▶ Required task
Give the number of lines in the records below that include "Drawdown". Reply with that number alone.

▶ Records to use

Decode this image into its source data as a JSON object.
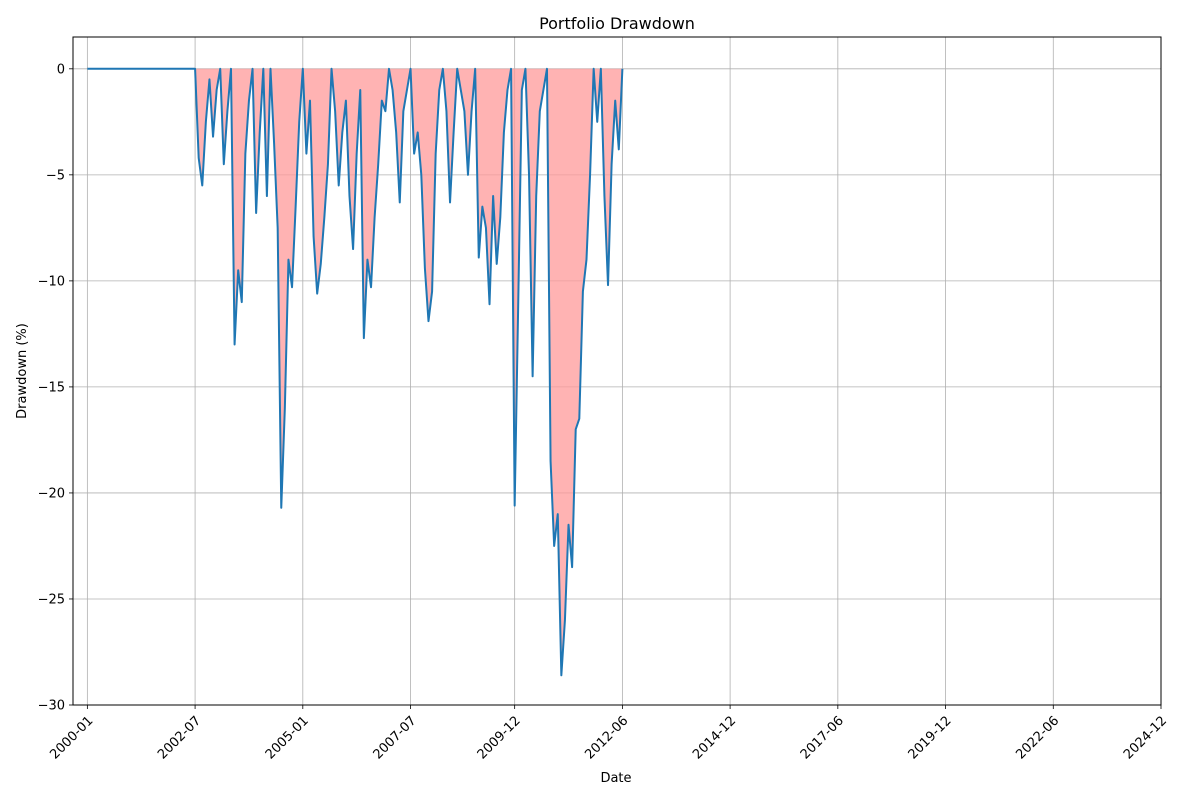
{
  "chart_data": {
    "type": "area",
    "title": "Portfolio Drawdown",
    "xlabel": "Date",
    "ylabel": "Drawdown (%)",
    "xlim": [
      "1999-09",
      "2024-12"
    ],
    "ylim": [
      -30,
      1.5
    ],
    "x_ticks": [
      "2000-01",
      "2002-07",
      "2005-01",
      "2007-07",
      "2009-12",
      "2012-06",
      "2014-12",
      "2017-06",
      "2019-12",
      "2022-06",
      "2024-12"
    ],
    "y_ticks": [
      0,
      -5,
      -10,
      -15,
      -20,
      -25,
      -30
    ],
    "grid": true,
    "line_color": "#1f77b4",
    "fill_color": "#ff9999",
    "series": [
      {
        "x": [
          "2000-01",
          "2002-07",
          "2002-08",
          "2002-09",
          "2002-10",
          "2002-11",
          "2002-12",
          "2003-01",
          "2003-02",
          "2003-03",
          "2003-04",
          "2003-05",
          "2003-06",
          "2003-07",
          "2003-08",
          "2003-09",
          "2003-10",
          "2003-11",
          "2003-12",
          "2004-01",
          "2004-02",
          "2004-03",
          "2004-04",
          "2004-05",
          "2004-06",
          "2004-07",
          "2004-08",
          "2004-09",
          "2004-10",
          "2004-11",
          "2004-12",
          "2005-01",
          "2005-02",
          "2005-03",
          "2005-04",
          "2005-05",
          "2005-06",
          "2005-07",
          "2005-08",
          "2005-09",
          "2005-10",
          "2005-11",
          "2005-12",
          "2006-01",
          "2006-02",
          "2006-03",
          "2006-04",
          "2006-05",
          "2006-06",
          "2006-07",
          "2006-08",
          "2006-09",
          "2006-10",
          "2006-11",
          "2006-12",
          "2007-01",
          "2007-02",
          "2007-03",
          "2007-04",
          "2007-05",
          "2007-06",
          "2007-07",
          "2007-08",
          "2007-09",
          "2007-10",
          "2007-11",
          "2007-12",
          "2008-01",
          "2008-02",
          "2008-03",
          "2008-04",
          "2008-05",
          "2008-06",
          "2008-07",
          "2008-08",
          "2008-09",
          "2008-10",
          "2008-11",
          "2008-12",
          "2009-01",
          "2009-02",
          "2009-03",
          "2009-04",
          "2009-05",
          "2009-06",
          "2009-07",
          "2009-08",
          "2009-09",
          "2009-10",
          "2009-11",
          "2009-12",
          "2010-01",
          "2010-02",
          "2010-03",
          "2010-04",
          "2010-05",
          "2010-06",
          "2010-07",
          "2010-08",
          "2010-09",
          "2010-10",
          "2010-11",
          "2010-12",
          "2011-01",
          "2011-02",
          "2011-03",
          "2011-04",
          "2011-05",
          "2011-06",
          "2011-07",
          "2011-08",
          "2011-09",
          "2011-10",
          "2011-11",
          "2011-12",
          "2012-01",
          "2012-02",
          "2012-03",
          "2012-04",
          "2012-05",
          "2012-06"
        ],
        "y": [
          0,
          0,
          -4.2,
          -5.5,
          -2.5,
          -0.5,
          -3.2,
          -1,
          0,
          -4.5,
          -2,
          0,
          -13,
          -9.5,
          -11,
          -4,
          -1.5,
          0,
          -6.8,
          -3,
          0,
          -6,
          0,
          -3.5,
          -7.5,
          -20.7,
          -16,
          -9,
          -10.3,
          -6.5,
          -2.5,
          0,
          -4,
          -1.5,
          -7.9,
          -10.6,
          -9.2,
          -7,
          -4.5,
          0,
          -2,
          -5.5,
          -3,
          -1.5,
          -6,
          -8.5,
          -4,
          -1,
          -12.7,
          -9,
          -10.3,
          -7,
          -4.5,
          -1.5,
          -2,
          0,
          -1,
          -3,
          -6.3,
          -2,
          -1,
          0,
          -4,
          -3,
          -5,
          -9.4,
          -11.9,
          -10.5,
          -4,
          -1,
          0,
          -2,
          -6.3,
          -3,
          0,
          -1,
          -2,
          -5,
          -2,
          0,
          -8.9,
          -6.5,
          -7.5,
          -11.1,
          -6,
          -9.2,
          -7,
          -3,
          -1,
          0,
          -20.6,
          -11,
          -1,
          0,
          -5,
          -14.5,
          -6,
          -2,
          -1,
          0,
          -18.5,
          -22.5,
          -21,
          -28.6,
          -26,
          -21.5,
          -23.5,
          -17,
          -16.5,
          -10.5,
          -9,
          -5,
          0,
          -2.5,
          0,
          -6,
          -10.2,
          -4.5,
          -1.5,
          -3.8,
          0
        ]
      }
    ]
  }
}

▶ Final result
2